The task — Pictures aside, write out every record exactly as it appears.

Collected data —
────

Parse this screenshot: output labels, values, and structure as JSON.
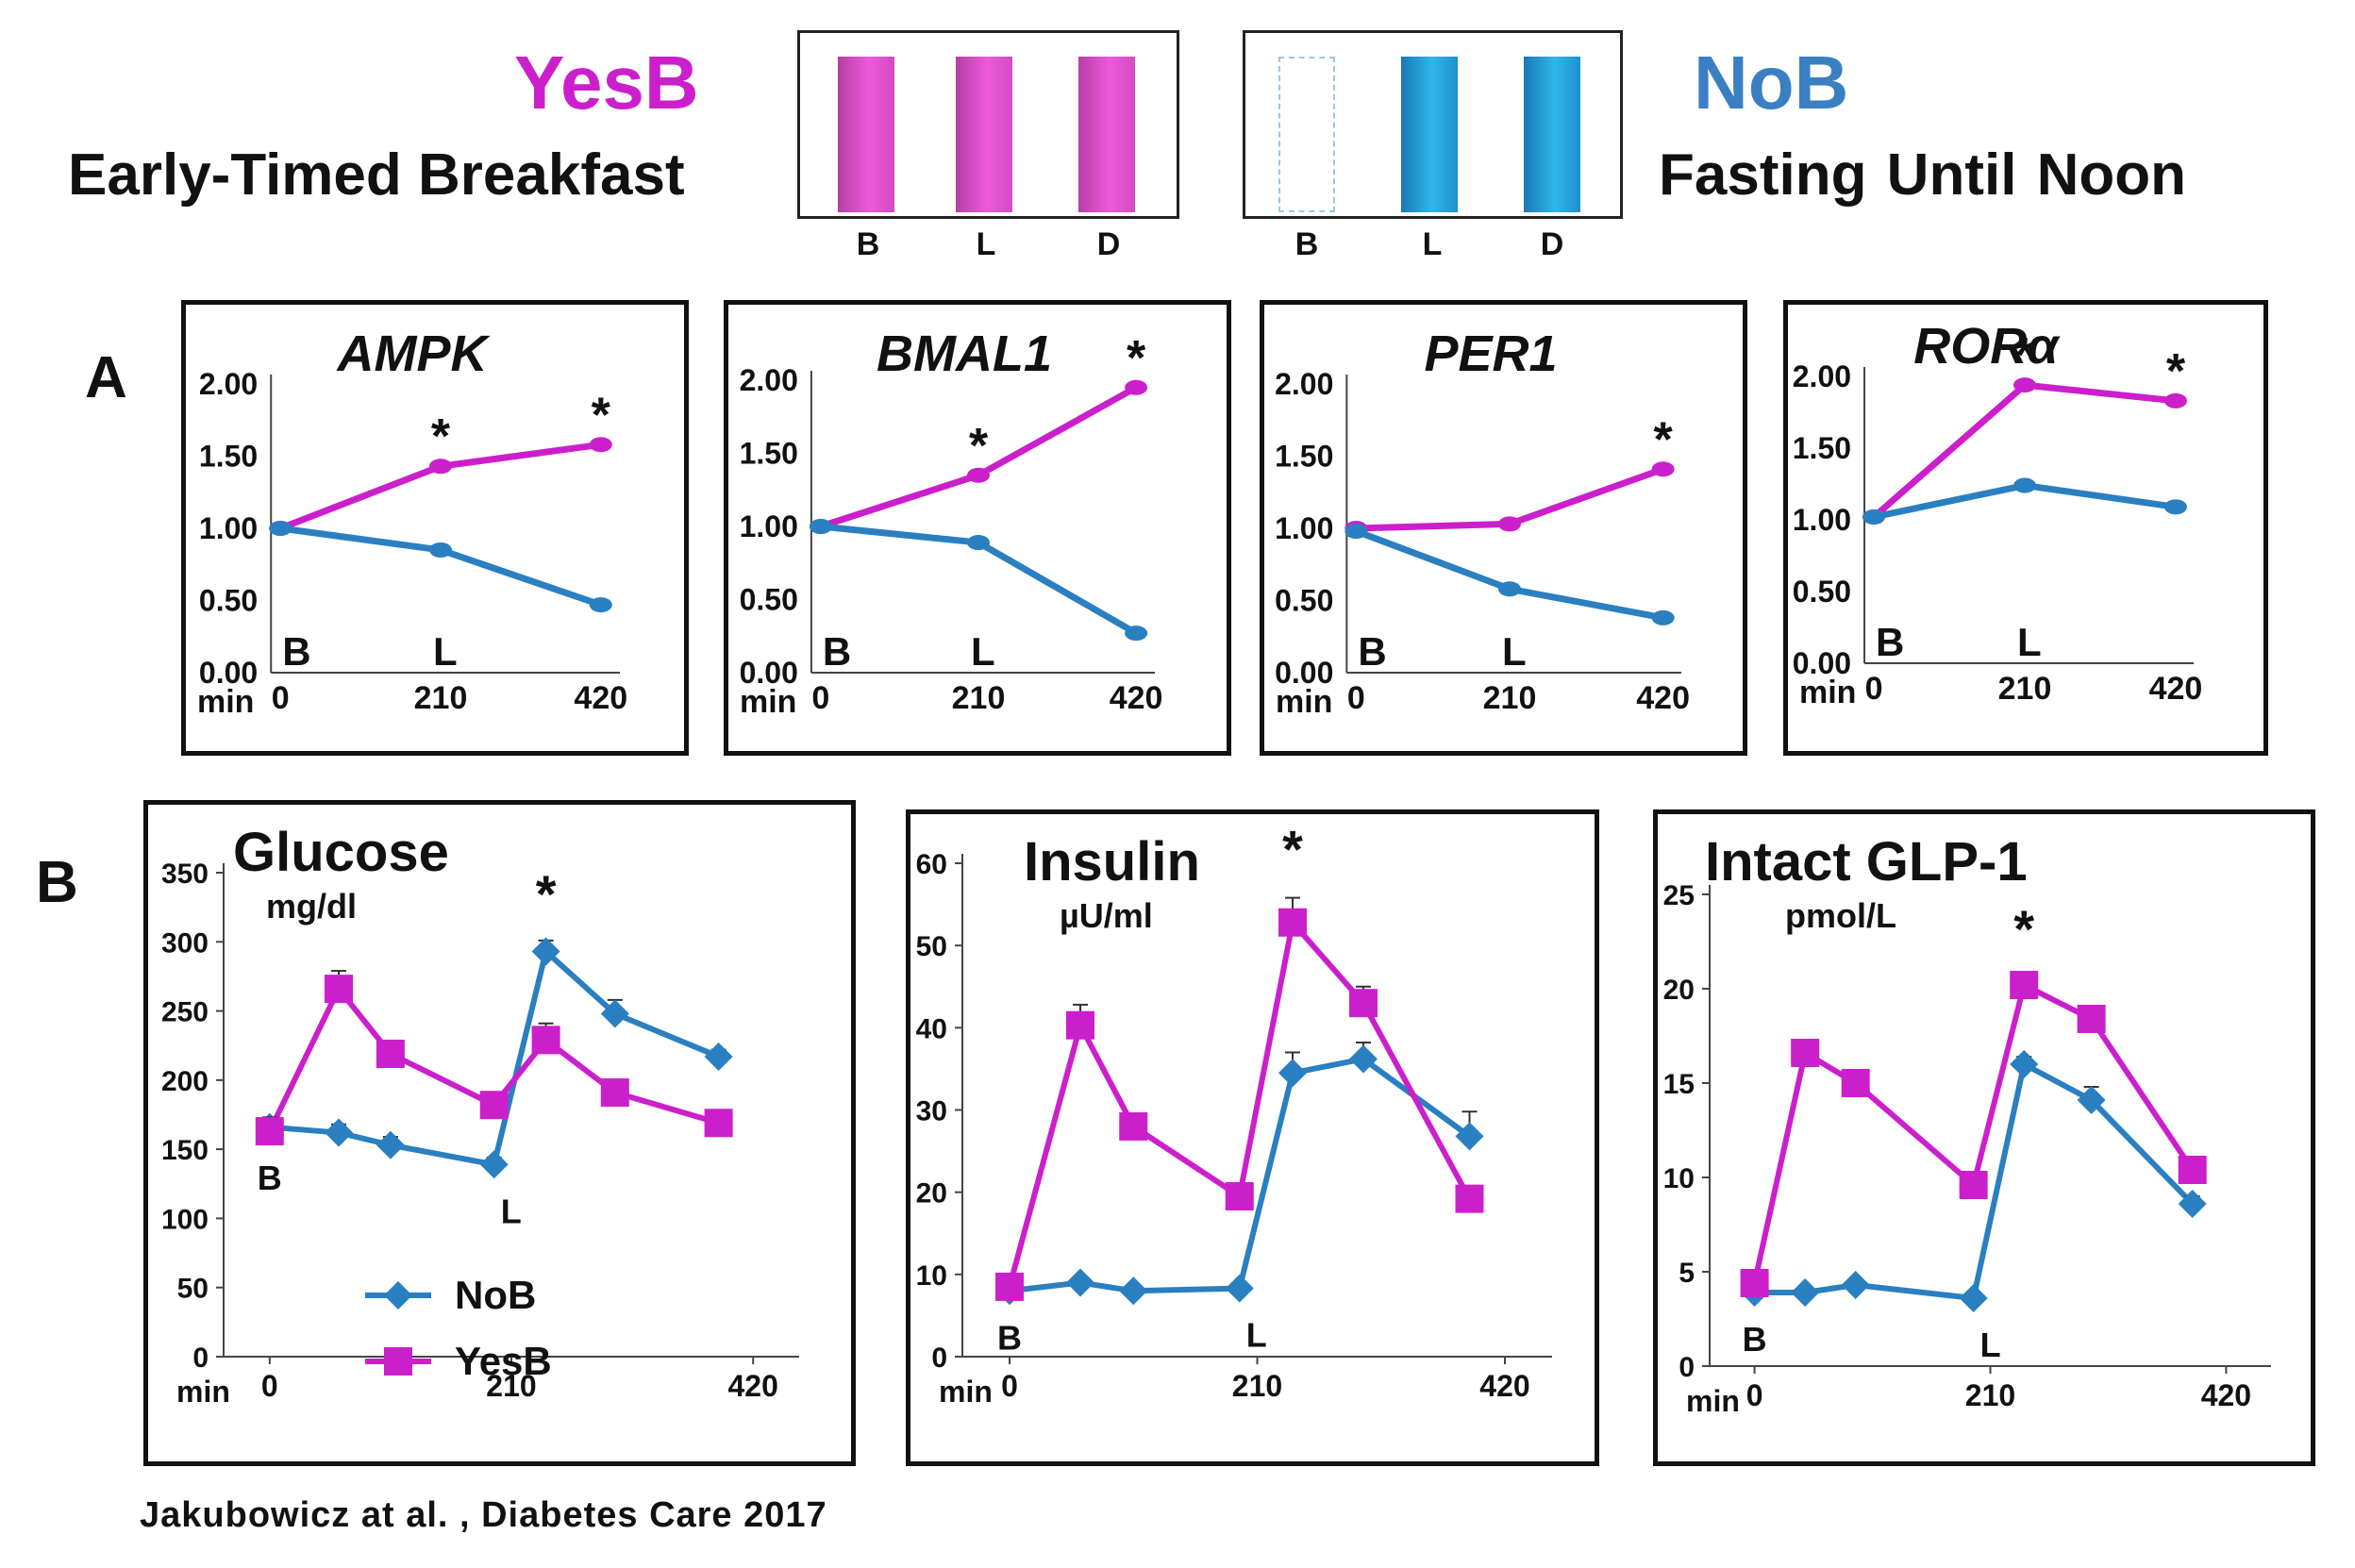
{
  "header": {
    "yesb": {
      "label": "YesB",
      "subtitle": "Early-Timed Breakfast"
    },
    "nob": {
      "label": "NoB",
      "subtitle": "Fasting Until  Noon"
    },
    "meals": [
      "B",
      "L",
      "D"
    ]
  },
  "colors": {
    "yesb": "#cc1fcc",
    "nob": "#2a7fc0",
    "nob_title": "#3a7fc2"
  },
  "sections": {
    "a": "A",
    "b": "B"
  },
  "unit_label": "min",
  "citation": "Jakubowicz  at  al. , Diabetes Care  2017",
  "legend": {
    "nob": "NoB",
    "yesb": "YesB"
  },
  "chart_data": [
    {
      "id": "ampk",
      "type": "line",
      "title": "AMPK",
      "italic": true,
      "x": [
        0,
        210,
        420
      ],
      "xticks": [
        "0",
        "210",
        "420"
      ],
      "xlabel": "min",
      "yticks": [
        "0.00",
        "0.50",
        "1.00",
        "1.50",
        "2.00"
      ],
      "ylim": [
        0,
        2
      ],
      "markers": [
        "B",
        "L"
      ],
      "series": [
        {
          "name": "YesB",
          "values": [
            1.0,
            1.43,
            1.58
          ],
          "stars": [
            false,
            true,
            true
          ]
        },
        {
          "name": "NoB",
          "values": [
            1.0,
            0.85,
            0.47
          ]
        }
      ]
    },
    {
      "id": "bmal1",
      "type": "line",
      "title": "BMAL1",
      "italic": true,
      "x": [
        0,
        210,
        420
      ],
      "xticks": [
        "0",
        "210",
        "420"
      ],
      "xlabel": "min",
      "yticks": [
        "0.00",
        "0.50",
        "1.00",
        "1.50",
        "2.00"
      ],
      "ylim": [
        0,
        2
      ],
      "markers": [
        "B",
        "L"
      ],
      "series": [
        {
          "name": "YesB",
          "values": [
            1.0,
            1.35,
            1.95
          ],
          "stars": [
            false,
            true,
            true
          ]
        },
        {
          "name": "NoB",
          "values": [
            1.0,
            0.89,
            0.27
          ]
        }
      ]
    },
    {
      "id": "per1",
      "type": "line",
      "title": "PER1",
      "italic": true,
      "x": [
        0,
        210,
        420
      ],
      "xticks": [
        "0",
        "210",
        "420"
      ],
      "xlabel": "min",
      "yticks": [
        "0.00",
        "0.50",
        "1.00",
        "1.50",
        "2.00"
      ],
      "ylim": [
        0,
        2
      ],
      "markers": [
        "B",
        "L"
      ],
      "series": [
        {
          "name": "YesB",
          "values": [
            1.0,
            1.03,
            1.41
          ],
          "stars": [
            false,
            false,
            true
          ]
        },
        {
          "name": "NoB",
          "values": [
            0.98,
            0.58,
            0.38
          ]
        }
      ]
    },
    {
      "id": "rora",
      "type": "line",
      "title": "RORα",
      "italic": true,
      "x": [
        0,
        210,
        420
      ],
      "xticks": [
        "0",
        "210",
        "420"
      ],
      "xlabel": "min",
      "yticks": [
        "0.00",
        "0.50",
        "1.00",
        "1.50",
        "2.00"
      ],
      "ylim": [
        0,
        2
      ],
      "markers": [
        "B",
        "L"
      ],
      "series": [
        {
          "name": "YesB",
          "values": [
            1.02,
            1.94,
            1.83
          ],
          "stars": [
            false,
            true,
            true
          ]
        },
        {
          "name": "NoB",
          "values": [
            1.02,
            1.24,
            1.09
          ]
        }
      ]
    },
    {
      "id": "glucose",
      "type": "line",
      "title": "Glucose",
      "unit": "mg/dl",
      "x": [
        0,
        60,
        105,
        195,
        240,
        300,
        390
      ],
      "xticks": [
        "0",
        "210",
        "420"
      ],
      "xtick_values": [
        0,
        210,
        420
      ],
      "xlim": [
        -40,
        460
      ],
      "xlabel": "min",
      "yticks": [
        "0",
        "50",
        "100",
        "150",
        "200",
        "250",
        "300",
        "350"
      ],
      "ylim": [
        0,
        350
      ],
      "markers": [
        "B",
        "L"
      ],
      "star_x": 240,
      "series": [
        {
          "name": "NoB",
          "values": [
            166,
            162,
            153,
            139,
            293,
            248,
            217
          ],
          "errors": [
            6,
            6,
            6,
            5,
            8,
            10,
            5
          ]
        },
        {
          "name": "YesB",
          "values": [
            163,
            266,
            219,
            182,
            229,
            191,
            169
          ],
          "errors": [
            10,
            13,
            9,
            6,
            12,
            9,
            6
          ]
        }
      ],
      "show_legend": true
    },
    {
      "id": "insulin",
      "type": "line",
      "title": "Insulin",
      "unit": "µU/ml",
      "x": [
        0,
        60,
        105,
        195,
        240,
        300,
        390
      ],
      "xticks": [
        "0",
        "210",
        "420"
      ],
      "xtick_values": [
        0,
        210,
        420
      ],
      "xlim": [
        -40,
        460
      ],
      "xlabel": "min",
      "yticks": [
        "0",
        "10",
        "20",
        "30",
        "40",
        "50",
        "60"
      ],
      "ylim": [
        0,
        60
      ],
      "markers": [
        "B",
        "L"
      ],
      "star_x": 240,
      "series": [
        {
          "name": "NoB",
          "values": [
            8.0,
            9.0,
            8.0,
            8.3,
            34.5,
            36.2,
            26.8
          ],
          "errors": [
            0.5,
            0.5,
            0.5,
            0.5,
            2.5,
            2.0,
            3.0
          ]
        },
        {
          "name": "YesB",
          "values": [
            8.5,
            40.3,
            28.0,
            19.5,
            52.8,
            43.0,
            19.2
          ],
          "errors": [
            0.5,
            2.5,
            1.2,
            0.5,
            3.0,
            2.0,
            0.5
          ]
        }
      ]
    },
    {
      "id": "glp1",
      "type": "line",
      "title": "Intact GLP-1",
      "unit": "pmol/L",
      "x": [
        0,
        45,
        90,
        195,
        240,
        300,
        390
      ],
      "xticks": [
        "0",
        "210",
        "420"
      ],
      "xtick_values": [
        0,
        210,
        420
      ],
      "xlim": [
        -40,
        460
      ],
      "xlabel": "min",
      "yticks": [
        "0",
        "5",
        "10",
        "15",
        "20",
        "25"
      ],
      "ylim": [
        0,
        25
      ],
      "markers": [
        "B",
        "L"
      ],
      "star_x": 240,
      "series": [
        {
          "name": "NoB",
          "values": [
            3.9,
            3.9,
            4.3,
            3.6,
            16.0,
            14.1,
            8.6
          ],
          "errors": [
            0.3,
            0.3,
            0.3,
            0.3,
            0.4,
            0.7,
            0.4
          ]
        },
        {
          "name": "YesB",
          "values": [
            4.4,
            16.6,
            15.0,
            9.6,
            20.2,
            18.4,
            10.4
          ],
          "errors": [
            0.3,
            0.3,
            0.3,
            0.3,
            0.5,
            0.7,
            0.4
          ]
        }
      ]
    }
  ]
}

────

Output of the exercise —
Parse this screenshot: output labels, values, and structure as JSON.
{
  "header": {
    "yesb": {
      "label": "YesB",
      "subtitle": "Early-Timed Breakfast"
    },
    "nob": {
      "label": "NoB",
      "subtitle": "Fasting Until  Noon"
    },
    "meals": [
      "B",
      "L",
      "D"
    ]
  },
  "colors": {
    "yesb": "#cc1fcc",
    "nob": "#2a7fc0",
    "nob_title": "#3a7fc2"
  },
  "sections": {
    "a": "A",
    "b": "B"
  },
  "unit_label": "min",
  "citation": "Jakubowicz  at  al. , Diabetes Care  2017",
  "legend": {
    "nob": "NoB",
    "yesb": "YesB"
  },
  "chart_data": [
    {
      "id": "ampk",
      "type": "line",
      "title": "AMPK",
      "italic": true,
      "x": [
        0,
        210,
        420
      ],
      "xticks": [
        "0",
        "210",
        "420"
      ],
      "xlabel": "min",
      "yticks": [
        "0.00",
        "0.50",
        "1.00",
        "1.50",
        "2.00"
      ],
      "ylim": [
        0,
        2
      ],
      "markers": [
        "B",
        "L"
      ],
      "series": [
        {
          "name": "YesB",
          "values": [
            1.0,
            1.43,
            1.58
          ],
          "stars": [
            false,
            true,
            true
          ]
        },
        {
          "name": "NoB",
          "values": [
            1.0,
            0.85,
            0.47
          ]
        }
      ]
    },
    {
      "id": "bmal1",
      "type": "line",
      "title": "BMAL1",
      "italic": true,
      "x": [
        0,
        210,
        420
      ],
      "xticks": [
        "0",
        "210",
        "420"
      ],
      "xlabel": "min",
      "yticks": [
        "0.00",
        "0.50",
        "1.00",
        "1.50",
        "2.00"
      ],
      "ylim": [
        0,
        2
      ],
      "markers": [
        "B",
        "L"
      ],
      "series": [
        {
          "name": "YesB",
          "values": [
            1.0,
            1.35,
            1.95
          ],
          "stars": [
            false,
            true,
            true
          ]
        },
        {
          "name": "NoB",
          "values": [
            1.0,
            0.89,
            0.27
          ]
        }
      ]
    },
    {
      "id": "per1",
      "type": "line",
      "title": "PER1",
      "italic": true,
      "x": [
        0,
        210,
        420
      ],
      "xticks": [
        "0",
        "210",
        "420"
      ],
      "xlabel": "min",
      "yticks": [
        "0.00",
        "0.50",
        "1.00",
        "1.50",
        "2.00"
      ],
      "ylim": [
        0,
        2
      ],
      "markers": [
        "B",
        "L"
      ],
      "series": [
        {
          "name": "YesB",
          "values": [
            1.0,
            1.03,
            1.41
          ],
          "stars": [
            false,
            false,
            true
          ]
        },
        {
          "name": "NoB",
          "values": [
            0.98,
            0.58,
            0.38
          ]
        }
      ]
    },
    {
      "id": "rora",
      "type": "line",
      "title": "RORα",
      "italic": true,
      "x": [
        0,
        210,
        420
      ],
      "xticks": [
        "0",
        "210",
        "420"
      ],
      "xlabel": "min",
      "yticks": [
        "0.00",
        "0.50",
        "1.00",
        "1.50",
        "2.00"
      ],
      "ylim": [
        0,
        2
      ],
      "markers": [
        "B",
        "L"
      ],
      "series": [
        {
          "name": "YesB",
          "values": [
            1.02,
            1.94,
            1.83
          ],
          "stars": [
            false,
            true,
            true
          ]
        },
        {
          "name": "NoB",
          "values": [
            1.02,
            1.24,
            1.09
          ]
        }
      ]
    },
    {
      "id": "glucose",
      "type": "line",
      "title": "Glucose",
      "unit": "mg/dl",
      "x": [
        0,
        60,
        105,
        195,
        240,
        300,
        390
      ],
      "xticks": [
        "0",
        "210",
        "420"
      ],
      "xtick_values": [
        0,
        210,
        420
      ],
      "xlim": [
        -40,
        460
      ],
      "xlabel": "min",
      "yticks": [
        "0",
        "50",
        "100",
        "150",
        "200",
        "250",
        "300",
        "350"
      ],
      "ylim": [
        0,
        350
      ],
      "markers": [
        "B",
        "L"
      ],
      "star_x": 240,
      "series": [
        {
          "name": "NoB",
          "values": [
            166,
            162,
            153,
            139,
            293,
            248,
            217
          ],
          "errors": [
            6,
            6,
            6,
            5,
            8,
            10,
            5
          ]
        },
        {
          "name": "YesB",
          "values": [
            163,
            266,
            219,
            182,
            229,
            191,
            169
          ],
          "errors": [
            10,
            13,
            9,
            6,
            12,
            9,
            6
          ]
        }
      ],
      "show_legend": true
    },
    {
      "id": "insulin",
      "type": "line",
      "title": "Insulin",
      "unit": "µU/ml",
      "x": [
        0,
        60,
        105,
        195,
        240,
        300,
        390
      ],
      "xticks": [
        "0",
        "210",
        "420"
      ],
      "xtick_values": [
        0,
        210,
        420
      ],
      "xlim": [
        -40,
        460
      ],
      "xlabel": "min",
      "yticks": [
        "0",
        "10",
        "20",
        "30",
        "40",
        "50",
        "60"
      ],
      "ylim": [
        0,
        60
      ],
      "markers": [
        "B",
        "L"
      ],
      "star_x": 240,
      "series": [
        {
          "name": "NoB",
          "values": [
            8.0,
            9.0,
            8.0,
            8.3,
            34.5,
            36.2,
            26.8
          ],
          "errors": [
            0.5,
            0.5,
            0.5,
            0.5,
            2.5,
            2.0,
            3.0
          ]
        },
        {
          "name": "YesB",
          "values": [
            8.5,
            40.3,
            28.0,
            19.5,
            52.8,
            43.0,
            19.2
          ],
          "errors": [
            0.5,
            2.5,
            1.2,
            0.5,
            3.0,
            2.0,
            0.5
          ]
        }
      ]
    },
    {
      "id": "glp1",
      "type": "line",
      "title": "Intact GLP-1",
      "unit": "pmol/L",
      "x": [
        0,
        45,
        90,
        195,
        240,
        300,
        390
      ],
      "xticks": [
        "0",
        "210",
        "420"
      ],
      "xtick_values": [
        0,
        210,
        420
      ],
      "xlim": [
        -40,
        460
      ],
      "xlabel": "min",
      "yticks": [
        "0",
        "5",
        "10",
        "15",
        "20",
        "25"
      ],
      "ylim": [
        0,
        25
      ],
      "markers": [
        "B",
        "L"
      ],
      "star_x": 240,
      "series": [
        {
          "name": "NoB",
          "values": [
            3.9,
            3.9,
            4.3,
            3.6,
            16.0,
            14.1,
            8.6
          ],
          "errors": [
            0.3,
            0.3,
            0.3,
            0.3,
            0.4,
            0.7,
            0.4
          ]
        },
        {
          "name": "YesB",
          "values": [
            4.4,
            16.6,
            15.0,
            9.6,
            20.2,
            18.4,
            10.4
          ],
          "errors": [
            0.3,
            0.3,
            0.3,
            0.3,
            0.5,
            0.7,
            0.4
          ]
        }
      ]
    }
  ]
}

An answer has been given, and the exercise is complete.